[start of Dataset excerpts]
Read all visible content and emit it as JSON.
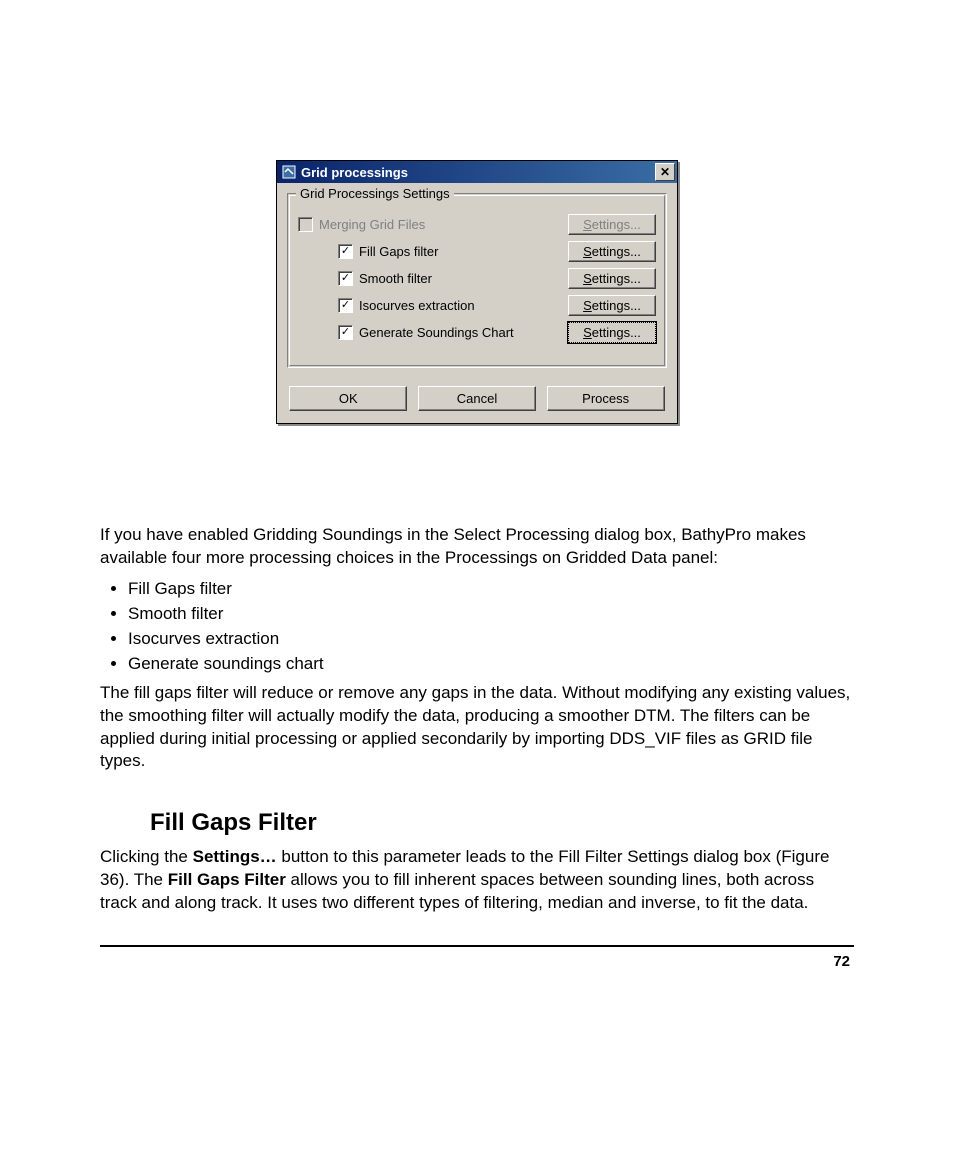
{
  "dialog": {
    "title": "Grid processings",
    "group_label": "Grid Processings Settings",
    "settings_btn": "Settings...",
    "settings_btn_letter": "S",
    "settings_btn_rest": "ettings...",
    "rows": {
      "merging": {
        "label": "Merging Grid Files",
        "checked": false,
        "disabled": true,
        "btn_disabled": true
      },
      "fill": {
        "label": "Fill Gaps filter",
        "checked": true
      },
      "smooth": {
        "label": "Smooth filter",
        "checked": true
      },
      "iso": {
        "label": "Isocurves extraction",
        "checked": true
      },
      "sound": {
        "label": "Generate Soundings Chart",
        "checked": true,
        "focused": true
      }
    },
    "buttons": {
      "ok": "OK",
      "cancel": "Cancel",
      "process": "Process"
    }
  },
  "doc": {
    "p1": "If you have enabled Gridding Soundings in the Select Processing dialog box, BathyPro makes available four more processing choices in the Processings on Gridded Data panel:",
    "bullets": [
      "Fill Gaps filter",
      "Smooth filter",
      "Isocurves extraction",
      "Generate soundings chart"
    ],
    "p2": "The fill gaps filter will reduce or remove any gaps in the data. Without modifying any existing values, the smoothing filter will actually modify the data, producing a smoother DTM. The filters can be applied during initial processing or applied secondarily by importing DDS_VIF files as GRID file types.",
    "h2": "Fill Gaps Filter",
    "p3_a": "Clicking the ",
    "p3_b": "Settings…",
    "p3_c": " button to this parameter leads to the Fill Filter Settings dialog box (Figure 36). The ",
    "p3_d": "Fill Gaps Filter",
    "p3_e": " allows you to fill inherent spaces between sounding lines, both across track and along track. It uses two different types of filtering, median and inverse, to fit the data.",
    "page_number": "72"
  }
}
[end of Dataset excerpts]
Examine the entries and report how many of their lines contain the string "Isocurves", giving no more than the number.

◆ Response to the task: 2